Your task -> Copy, from the entries below, each line in which the string "title" appears.

Stored records ->
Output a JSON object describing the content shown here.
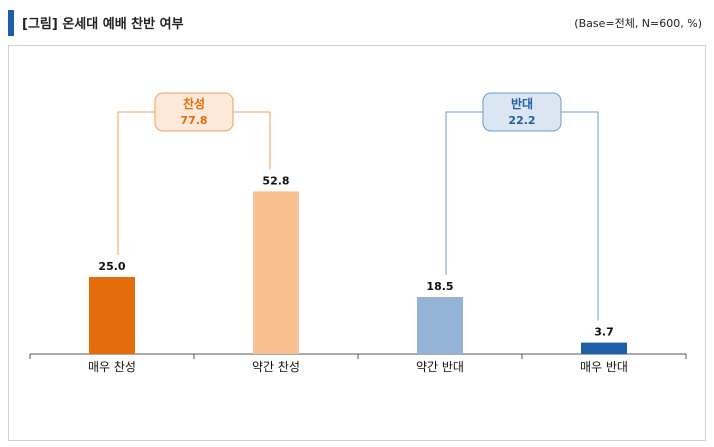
{
  "header": {
    "title": "[그림] 온세대 예배 찬반 여부",
    "base_note": "(Base=전체, N=600, %)"
  },
  "chart_data": {
    "type": "bar",
    "categories": [
      "매우 찬성",
      "약간 찬성",
      "약간 반대",
      "매우 반대"
    ],
    "values": [
      25.0,
      52.8,
      18.5,
      3.7
    ],
    "value_labels": [
      "25.0",
      "52.8",
      "18.5",
      "3.7"
    ],
    "colors": [
      "#e46c0a",
      "#f9c191",
      "#95b3d7",
      "#1f5fa8"
    ],
    "groups": [
      {
        "name": "찬성",
        "value_label": "77.8",
        "value": 77.8,
        "members": [
          0,
          1
        ],
        "text_color": "#e46c0a",
        "box_fill": "#fde9d9",
        "line_color": "#f0a060"
      },
      {
        "name": "반대",
        "value_label": "22.2",
        "value": 22.2,
        "members": [
          2,
          3
        ],
        "text_color": "#1f5fa8",
        "box_fill": "#dce6f2",
        "line_color": "#6a9bd0"
      }
    ],
    "title": "",
    "xlabel": "",
    "ylabel": "",
    "ylim": [
      0,
      100
    ],
    "grid": false
  }
}
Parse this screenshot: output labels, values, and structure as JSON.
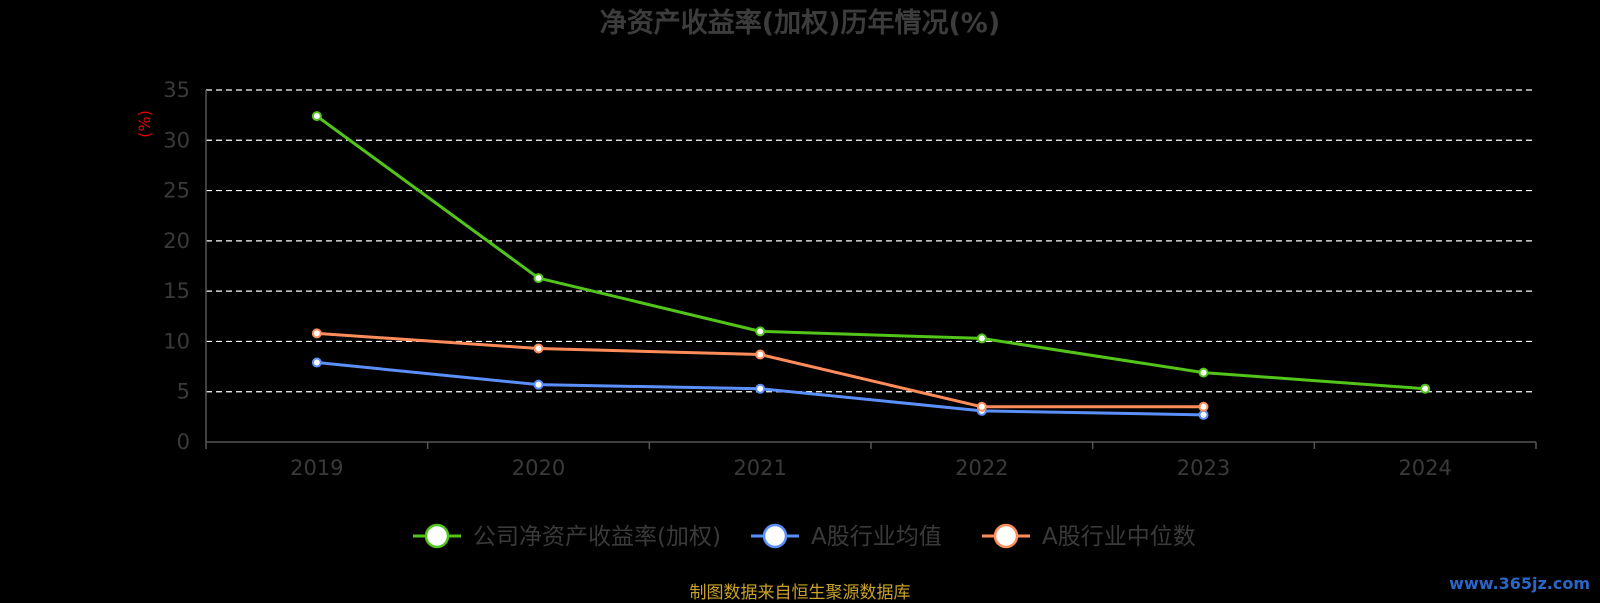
{
  "chart_data": {
    "type": "line",
    "title": "净资产收益率(加权)历年情况(%)",
    "ylabel": "(%)",
    "ylim": [
      0,
      35
    ],
    "yticks": [
      "0",
      "5",
      "10",
      "15",
      "20",
      "25",
      "30",
      "35"
    ],
    "categories": [
      "2019",
      "2020",
      "2021",
      "2022",
      "2023",
      "2024"
    ],
    "grid": true,
    "legend_position": "bottom",
    "series": [
      {
        "name": "公司净资产收益率(加权)",
        "color": "#52c41a",
        "values": [
          32.4,
          16.3,
          11.0,
          10.3,
          6.9,
          5.3
        ]
      },
      {
        "name": "A股行业均值",
        "color": "#5b8ff9",
        "values": [
          7.9,
          5.7,
          5.3,
          3.1,
          2.7,
          null
        ]
      },
      {
        "name": "A股行业中位数",
        "color": "#ff8c5a",
        "values": [
          10.8,
          9.3,
          8.7,
          3.5,
          3.5,
          null
        ]
      }
    ]
  },
  "footer": {
    "source": "制图数据来自恒生聚源数据库",
    "watermark": "www.365jz.com"
  }
}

Full output ->
    "title": "[그림] 온세대 예배 찬반 여부",
    "title": "",
    "title": "净资产收益率(加权)历年情况(%)",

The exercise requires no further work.